──────── DATA SHOWN ────────

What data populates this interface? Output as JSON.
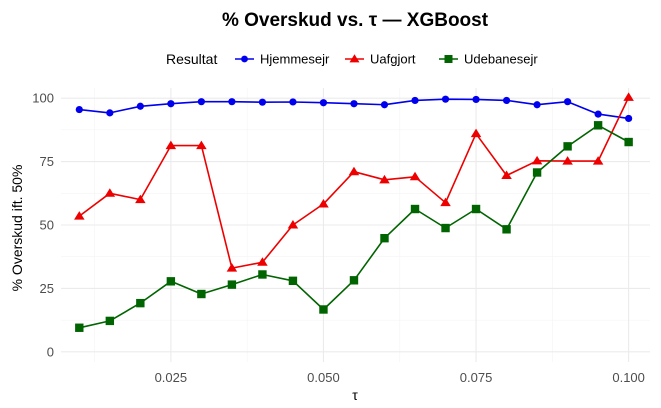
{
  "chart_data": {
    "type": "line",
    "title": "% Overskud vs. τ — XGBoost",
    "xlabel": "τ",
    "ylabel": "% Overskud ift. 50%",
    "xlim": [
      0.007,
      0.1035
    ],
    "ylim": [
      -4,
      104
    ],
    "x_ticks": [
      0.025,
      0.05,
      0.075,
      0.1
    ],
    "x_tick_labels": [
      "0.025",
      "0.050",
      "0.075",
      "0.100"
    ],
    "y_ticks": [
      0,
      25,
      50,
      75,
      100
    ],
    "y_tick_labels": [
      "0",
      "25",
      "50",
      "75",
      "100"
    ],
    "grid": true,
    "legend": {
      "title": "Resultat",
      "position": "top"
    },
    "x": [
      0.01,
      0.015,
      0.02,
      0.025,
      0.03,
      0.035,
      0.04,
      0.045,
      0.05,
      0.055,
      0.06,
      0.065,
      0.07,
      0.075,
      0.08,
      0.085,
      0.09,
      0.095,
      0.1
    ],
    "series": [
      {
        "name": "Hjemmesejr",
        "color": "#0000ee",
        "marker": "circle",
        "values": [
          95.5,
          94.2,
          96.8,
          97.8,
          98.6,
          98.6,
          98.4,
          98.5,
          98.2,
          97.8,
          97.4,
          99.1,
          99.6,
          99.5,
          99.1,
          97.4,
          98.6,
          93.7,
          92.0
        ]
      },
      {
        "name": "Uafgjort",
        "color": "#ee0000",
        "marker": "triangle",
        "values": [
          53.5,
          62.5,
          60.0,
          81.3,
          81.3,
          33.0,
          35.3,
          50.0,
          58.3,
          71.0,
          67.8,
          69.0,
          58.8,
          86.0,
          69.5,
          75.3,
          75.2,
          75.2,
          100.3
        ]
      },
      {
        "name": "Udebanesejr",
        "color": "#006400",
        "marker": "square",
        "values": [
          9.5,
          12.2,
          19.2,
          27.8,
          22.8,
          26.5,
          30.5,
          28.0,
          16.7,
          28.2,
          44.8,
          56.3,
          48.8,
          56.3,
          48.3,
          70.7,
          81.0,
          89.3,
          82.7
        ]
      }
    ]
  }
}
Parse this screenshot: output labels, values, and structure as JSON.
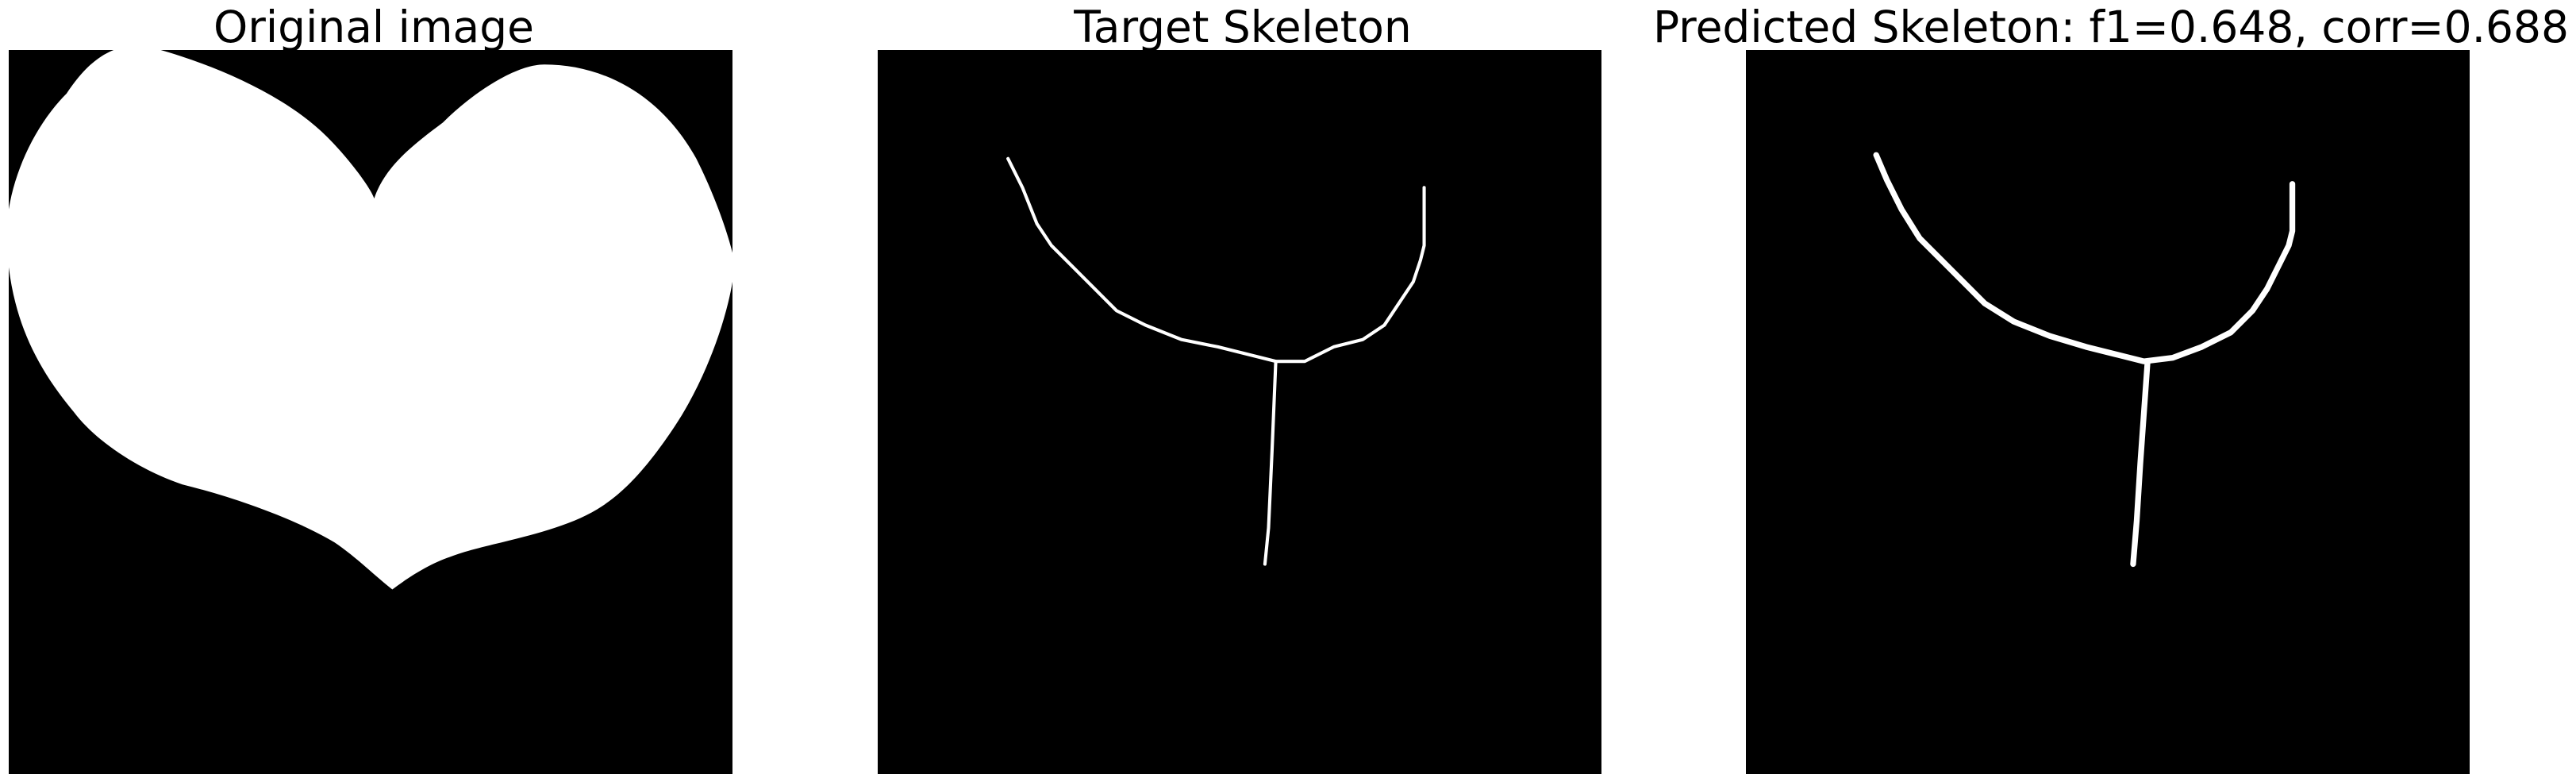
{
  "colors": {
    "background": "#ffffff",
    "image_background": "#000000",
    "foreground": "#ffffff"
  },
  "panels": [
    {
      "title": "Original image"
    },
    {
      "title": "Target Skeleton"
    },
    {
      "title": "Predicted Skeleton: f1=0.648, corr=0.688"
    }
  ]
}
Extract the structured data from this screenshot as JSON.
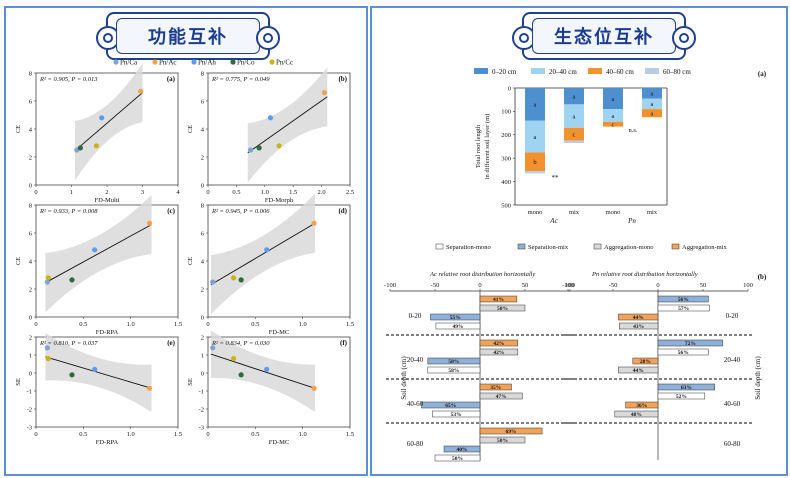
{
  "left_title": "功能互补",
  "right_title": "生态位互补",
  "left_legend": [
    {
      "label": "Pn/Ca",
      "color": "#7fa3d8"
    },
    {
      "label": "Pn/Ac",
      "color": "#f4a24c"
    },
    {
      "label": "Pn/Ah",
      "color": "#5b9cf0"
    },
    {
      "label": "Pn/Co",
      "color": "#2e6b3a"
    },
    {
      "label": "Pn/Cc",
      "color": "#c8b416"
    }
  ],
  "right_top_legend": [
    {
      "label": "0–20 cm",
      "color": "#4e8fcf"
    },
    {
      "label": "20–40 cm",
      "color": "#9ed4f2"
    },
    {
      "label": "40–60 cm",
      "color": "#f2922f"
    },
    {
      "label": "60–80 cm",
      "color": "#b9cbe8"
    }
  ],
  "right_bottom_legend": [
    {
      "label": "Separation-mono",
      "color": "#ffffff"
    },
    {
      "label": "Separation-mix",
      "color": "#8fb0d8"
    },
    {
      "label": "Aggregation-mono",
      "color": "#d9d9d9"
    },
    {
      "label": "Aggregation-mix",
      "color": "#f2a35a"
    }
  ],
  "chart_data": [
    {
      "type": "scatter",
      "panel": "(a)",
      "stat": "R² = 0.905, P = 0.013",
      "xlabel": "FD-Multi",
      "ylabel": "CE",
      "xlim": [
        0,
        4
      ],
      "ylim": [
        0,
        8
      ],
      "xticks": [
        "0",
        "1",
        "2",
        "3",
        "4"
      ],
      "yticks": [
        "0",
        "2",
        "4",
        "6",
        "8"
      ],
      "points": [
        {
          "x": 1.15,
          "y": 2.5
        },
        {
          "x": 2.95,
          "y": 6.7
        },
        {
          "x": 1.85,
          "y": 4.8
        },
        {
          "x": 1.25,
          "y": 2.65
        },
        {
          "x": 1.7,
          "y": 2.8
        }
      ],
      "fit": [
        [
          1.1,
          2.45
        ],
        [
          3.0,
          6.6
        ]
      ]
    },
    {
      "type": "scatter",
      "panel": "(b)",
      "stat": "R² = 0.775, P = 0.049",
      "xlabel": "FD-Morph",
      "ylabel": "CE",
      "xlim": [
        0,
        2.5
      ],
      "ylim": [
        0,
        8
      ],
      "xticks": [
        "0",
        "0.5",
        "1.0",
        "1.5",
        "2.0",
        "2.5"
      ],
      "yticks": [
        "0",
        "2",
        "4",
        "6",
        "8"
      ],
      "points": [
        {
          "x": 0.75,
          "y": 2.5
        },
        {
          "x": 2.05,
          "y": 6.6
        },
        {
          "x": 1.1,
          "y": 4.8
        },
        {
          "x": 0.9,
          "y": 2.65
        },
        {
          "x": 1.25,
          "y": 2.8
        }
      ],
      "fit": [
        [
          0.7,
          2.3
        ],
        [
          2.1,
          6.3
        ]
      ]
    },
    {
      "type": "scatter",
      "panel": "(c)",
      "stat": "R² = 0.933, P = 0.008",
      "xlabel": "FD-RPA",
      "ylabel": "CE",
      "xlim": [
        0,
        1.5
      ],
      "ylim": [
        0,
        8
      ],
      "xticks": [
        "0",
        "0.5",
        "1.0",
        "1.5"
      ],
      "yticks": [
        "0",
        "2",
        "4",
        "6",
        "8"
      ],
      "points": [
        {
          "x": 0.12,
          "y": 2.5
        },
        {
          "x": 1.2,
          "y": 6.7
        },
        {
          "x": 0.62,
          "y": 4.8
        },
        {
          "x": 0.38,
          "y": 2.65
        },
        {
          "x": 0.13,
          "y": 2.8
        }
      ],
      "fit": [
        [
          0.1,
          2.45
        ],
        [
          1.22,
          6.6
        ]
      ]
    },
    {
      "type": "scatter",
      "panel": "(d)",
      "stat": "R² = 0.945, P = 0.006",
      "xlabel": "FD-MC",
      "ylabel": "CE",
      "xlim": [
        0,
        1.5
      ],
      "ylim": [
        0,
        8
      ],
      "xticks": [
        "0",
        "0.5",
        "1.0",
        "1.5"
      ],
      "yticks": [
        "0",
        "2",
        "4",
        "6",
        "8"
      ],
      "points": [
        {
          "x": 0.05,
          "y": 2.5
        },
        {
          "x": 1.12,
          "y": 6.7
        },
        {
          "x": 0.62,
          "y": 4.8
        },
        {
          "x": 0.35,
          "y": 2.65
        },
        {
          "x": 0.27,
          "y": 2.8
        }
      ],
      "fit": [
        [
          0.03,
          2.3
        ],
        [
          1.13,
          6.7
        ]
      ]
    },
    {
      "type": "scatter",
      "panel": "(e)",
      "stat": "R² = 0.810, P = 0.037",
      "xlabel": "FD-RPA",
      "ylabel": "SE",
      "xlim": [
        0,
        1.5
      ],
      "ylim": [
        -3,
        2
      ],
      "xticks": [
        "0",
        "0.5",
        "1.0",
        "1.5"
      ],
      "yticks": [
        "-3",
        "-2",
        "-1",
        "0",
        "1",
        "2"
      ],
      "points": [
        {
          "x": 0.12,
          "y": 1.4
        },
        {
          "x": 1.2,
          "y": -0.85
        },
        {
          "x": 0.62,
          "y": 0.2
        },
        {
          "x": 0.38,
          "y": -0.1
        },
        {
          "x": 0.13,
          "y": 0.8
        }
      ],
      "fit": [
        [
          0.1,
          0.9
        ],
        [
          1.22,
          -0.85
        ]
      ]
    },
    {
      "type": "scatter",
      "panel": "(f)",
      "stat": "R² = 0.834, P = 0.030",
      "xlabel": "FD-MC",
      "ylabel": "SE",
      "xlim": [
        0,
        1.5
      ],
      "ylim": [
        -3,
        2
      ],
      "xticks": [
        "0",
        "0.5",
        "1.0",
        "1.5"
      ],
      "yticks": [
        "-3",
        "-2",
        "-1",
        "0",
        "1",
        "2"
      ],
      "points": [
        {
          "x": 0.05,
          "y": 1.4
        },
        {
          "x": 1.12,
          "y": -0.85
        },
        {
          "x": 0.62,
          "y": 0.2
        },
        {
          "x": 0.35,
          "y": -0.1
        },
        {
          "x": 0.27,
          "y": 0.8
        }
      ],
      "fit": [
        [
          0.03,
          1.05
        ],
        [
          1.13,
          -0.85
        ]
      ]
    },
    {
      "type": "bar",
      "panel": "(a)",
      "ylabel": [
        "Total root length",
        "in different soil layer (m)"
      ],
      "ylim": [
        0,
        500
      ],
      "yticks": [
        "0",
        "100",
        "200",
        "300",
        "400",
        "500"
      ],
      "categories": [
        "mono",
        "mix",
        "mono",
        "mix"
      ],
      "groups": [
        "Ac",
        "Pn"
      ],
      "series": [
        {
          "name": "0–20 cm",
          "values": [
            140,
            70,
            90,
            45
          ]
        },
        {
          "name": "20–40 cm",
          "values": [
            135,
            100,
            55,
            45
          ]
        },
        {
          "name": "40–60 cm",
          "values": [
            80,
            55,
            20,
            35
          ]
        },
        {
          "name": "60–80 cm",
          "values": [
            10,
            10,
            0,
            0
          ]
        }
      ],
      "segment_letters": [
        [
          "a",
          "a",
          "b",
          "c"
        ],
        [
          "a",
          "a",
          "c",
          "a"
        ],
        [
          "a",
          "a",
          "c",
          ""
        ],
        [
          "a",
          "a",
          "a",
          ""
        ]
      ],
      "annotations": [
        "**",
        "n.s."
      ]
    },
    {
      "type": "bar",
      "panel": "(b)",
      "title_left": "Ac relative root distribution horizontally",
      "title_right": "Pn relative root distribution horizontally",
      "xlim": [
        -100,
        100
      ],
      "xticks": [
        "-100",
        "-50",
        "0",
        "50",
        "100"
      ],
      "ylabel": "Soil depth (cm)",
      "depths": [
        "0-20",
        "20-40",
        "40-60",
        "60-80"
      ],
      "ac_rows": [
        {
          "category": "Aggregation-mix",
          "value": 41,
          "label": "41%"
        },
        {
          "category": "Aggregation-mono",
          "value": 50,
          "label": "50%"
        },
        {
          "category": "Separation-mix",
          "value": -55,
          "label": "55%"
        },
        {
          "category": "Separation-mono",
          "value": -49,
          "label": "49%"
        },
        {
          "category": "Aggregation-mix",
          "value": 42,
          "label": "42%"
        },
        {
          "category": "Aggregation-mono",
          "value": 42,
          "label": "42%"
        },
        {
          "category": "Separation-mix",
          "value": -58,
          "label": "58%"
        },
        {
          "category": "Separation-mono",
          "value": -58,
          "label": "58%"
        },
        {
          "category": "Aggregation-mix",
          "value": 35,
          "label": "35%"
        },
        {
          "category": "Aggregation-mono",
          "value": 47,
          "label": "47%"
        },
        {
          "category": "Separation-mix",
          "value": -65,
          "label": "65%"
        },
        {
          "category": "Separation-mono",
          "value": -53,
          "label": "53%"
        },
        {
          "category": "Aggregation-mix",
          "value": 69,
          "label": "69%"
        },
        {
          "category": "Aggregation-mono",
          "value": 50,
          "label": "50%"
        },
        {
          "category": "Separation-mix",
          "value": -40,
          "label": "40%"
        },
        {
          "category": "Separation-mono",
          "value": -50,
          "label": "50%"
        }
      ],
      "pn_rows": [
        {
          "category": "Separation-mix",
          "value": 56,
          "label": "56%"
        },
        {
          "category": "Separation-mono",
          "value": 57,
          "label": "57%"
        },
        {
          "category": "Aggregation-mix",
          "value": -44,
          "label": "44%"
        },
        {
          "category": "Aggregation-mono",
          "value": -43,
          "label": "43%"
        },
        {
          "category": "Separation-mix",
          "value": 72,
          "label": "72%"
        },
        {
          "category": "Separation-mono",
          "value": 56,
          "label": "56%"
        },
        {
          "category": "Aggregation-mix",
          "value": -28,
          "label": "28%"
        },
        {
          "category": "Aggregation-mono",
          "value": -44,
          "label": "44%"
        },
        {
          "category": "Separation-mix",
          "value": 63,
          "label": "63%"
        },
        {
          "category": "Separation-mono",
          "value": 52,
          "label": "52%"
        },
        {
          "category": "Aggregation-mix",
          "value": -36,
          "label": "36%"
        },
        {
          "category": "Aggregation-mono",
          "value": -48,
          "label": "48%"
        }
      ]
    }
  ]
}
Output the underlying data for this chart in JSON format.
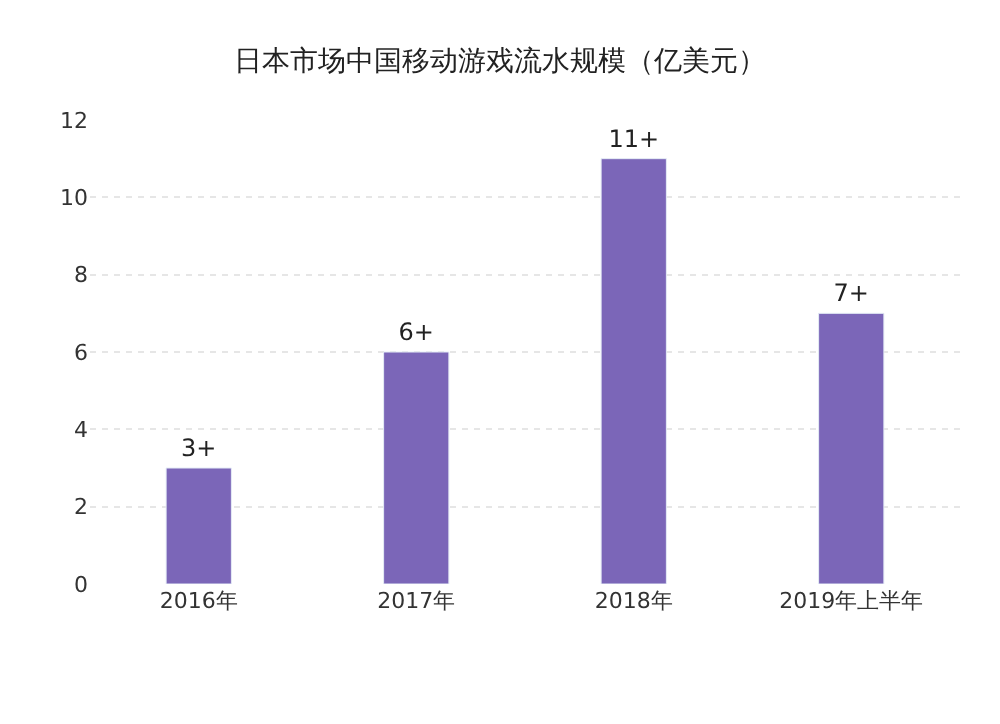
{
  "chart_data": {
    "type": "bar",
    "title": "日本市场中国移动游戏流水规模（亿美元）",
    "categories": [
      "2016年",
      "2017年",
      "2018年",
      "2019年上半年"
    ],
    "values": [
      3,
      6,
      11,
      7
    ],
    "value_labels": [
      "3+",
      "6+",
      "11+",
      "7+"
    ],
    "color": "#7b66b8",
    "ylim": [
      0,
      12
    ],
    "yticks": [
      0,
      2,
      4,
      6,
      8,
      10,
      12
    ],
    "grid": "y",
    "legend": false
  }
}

────────

Which lines hold the word "root"? Copy each of them from the records.

        "Total root length",
      "title_left": "Ac relative root distribution horizontally",
      "title_right": "Pn relative root distribution horizontally",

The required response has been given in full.